Task instructions
Restate all of the data exactly.

Data for this exercise
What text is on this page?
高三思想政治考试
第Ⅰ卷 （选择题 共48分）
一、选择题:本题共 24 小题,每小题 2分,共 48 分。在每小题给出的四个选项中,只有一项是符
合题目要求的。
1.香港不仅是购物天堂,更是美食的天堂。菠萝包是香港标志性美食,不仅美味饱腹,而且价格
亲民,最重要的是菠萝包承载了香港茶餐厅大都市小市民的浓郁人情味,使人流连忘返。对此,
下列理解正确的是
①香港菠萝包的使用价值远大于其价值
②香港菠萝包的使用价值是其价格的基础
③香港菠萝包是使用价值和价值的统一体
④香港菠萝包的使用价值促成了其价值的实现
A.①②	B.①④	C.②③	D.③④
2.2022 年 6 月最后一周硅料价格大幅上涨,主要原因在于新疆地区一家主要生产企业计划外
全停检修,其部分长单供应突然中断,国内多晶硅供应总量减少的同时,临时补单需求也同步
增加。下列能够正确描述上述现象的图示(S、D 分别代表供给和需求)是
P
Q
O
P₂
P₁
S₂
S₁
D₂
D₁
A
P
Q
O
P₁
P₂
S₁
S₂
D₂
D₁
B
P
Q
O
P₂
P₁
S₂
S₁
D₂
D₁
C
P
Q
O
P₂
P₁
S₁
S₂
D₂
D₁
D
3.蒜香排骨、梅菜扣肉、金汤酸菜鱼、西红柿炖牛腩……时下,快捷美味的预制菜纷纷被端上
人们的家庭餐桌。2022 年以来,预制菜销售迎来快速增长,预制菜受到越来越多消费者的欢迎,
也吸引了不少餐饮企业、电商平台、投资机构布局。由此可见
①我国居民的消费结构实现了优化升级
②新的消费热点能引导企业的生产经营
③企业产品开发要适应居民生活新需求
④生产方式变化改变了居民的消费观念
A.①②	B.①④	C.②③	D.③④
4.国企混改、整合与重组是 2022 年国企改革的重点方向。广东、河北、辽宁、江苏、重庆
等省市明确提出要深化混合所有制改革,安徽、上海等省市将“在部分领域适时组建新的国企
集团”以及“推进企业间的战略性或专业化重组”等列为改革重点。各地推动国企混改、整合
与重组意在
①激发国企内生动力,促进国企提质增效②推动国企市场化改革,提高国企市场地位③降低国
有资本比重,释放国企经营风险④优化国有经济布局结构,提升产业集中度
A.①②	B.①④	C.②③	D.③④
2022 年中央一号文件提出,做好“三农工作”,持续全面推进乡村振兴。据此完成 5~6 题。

Result for this task
What text is on this page?
高三思想政治考试
第Ⅰ卷 （选择题 共48分）
一、选择题:本题共 24 小题,每小题 2分,共 48 分。在每小题给出的四个选项中,只有一项是符
合题目要求的。
1.香港不仅是购物天堂,更是美食的天堂。菠萝包是香港标志性美食,不仅美味饱腹,而且价格
亲民,最重要的是菠萝包承载了香港茶餐厅大都市小市民的浓郁人情味,使人流连忘返。对此,
下列理解正确的是
①香港菠萝包的使用价值远大于其价值
②香港菠萝包的使用价值是其价格的基础
③香港菠萝包是使用价值和价值的统一体
④香港菠萝包的使用价值促成了其价值的实现
A.①②	B.①④	C.②③	D.③④
2.2022 年 6 月最后一周硅料价格大幅上涨,主要原因在于新疆地区一家主要生产企业计划外
全停检修,其部分长单供应突然中断,国内多晶硅供应总量减少的同时,临时补单需求也同步
增加。下列能够正确描述上述现象的图示(S、D 分别代表供给和需求)是
P
Q
O
P₂
P₁
S₂
S₁
D₂
D₁
A
P
Q
O
P₁
P₂
S₁
S₂
D₂
D₁
B
P
Q
O
P₂
P₁
S₂
S₁
D₂
D₁
C
P
Q
O
P₂
P₁
S₁
S₂
D₂
D₁
D
3.蒜香排骨、梅菜扣肉、金汤酸菜鱼、西红柿炖牛腩……时下,快捷美味的预制菜纷纷被端上
人们的家庭餐桌。2022 年以来,预制菜销售迎来快速增长,预制菜受到越来越多消费者的欢迎,
也吸引了不少餐饮企业、电商平台、投资机构布局。由此可见
①我国居民的消费结构实现了优化升级
②新的消费热点能引导企业的生产经营
③企业产品开发要适应居民生活新需求
④生产方式变化改变了居民的消费观念
A.①②	B.①④	C.②③	D.③④
4.国企混改、整合与重组是 2022 年国企改革的重点方向。广东、河北、辽宁、江苏、重庆
等省市明确提出要深化混合所有制改革,安徽、上海等省市将“在部分领域适时组建新的国企
集团”以及“推进企业间的战略性或专业化重组”等列为改革重点。各地推动国企混改、整合
与重组意在
①激发国企内生动力,促进国企提质增效②推动国企市场化改革,提高国企市场地位③降低国
有资本比重,释放国企经营风险④优化国有经济布局结构,提升产业集中度
A.①②	B.①④	C.②③	D.③④
2022 年中央一号文件提出,做好“三农工作”,持续全面推进乡村振兴。据此完成 5~6 题。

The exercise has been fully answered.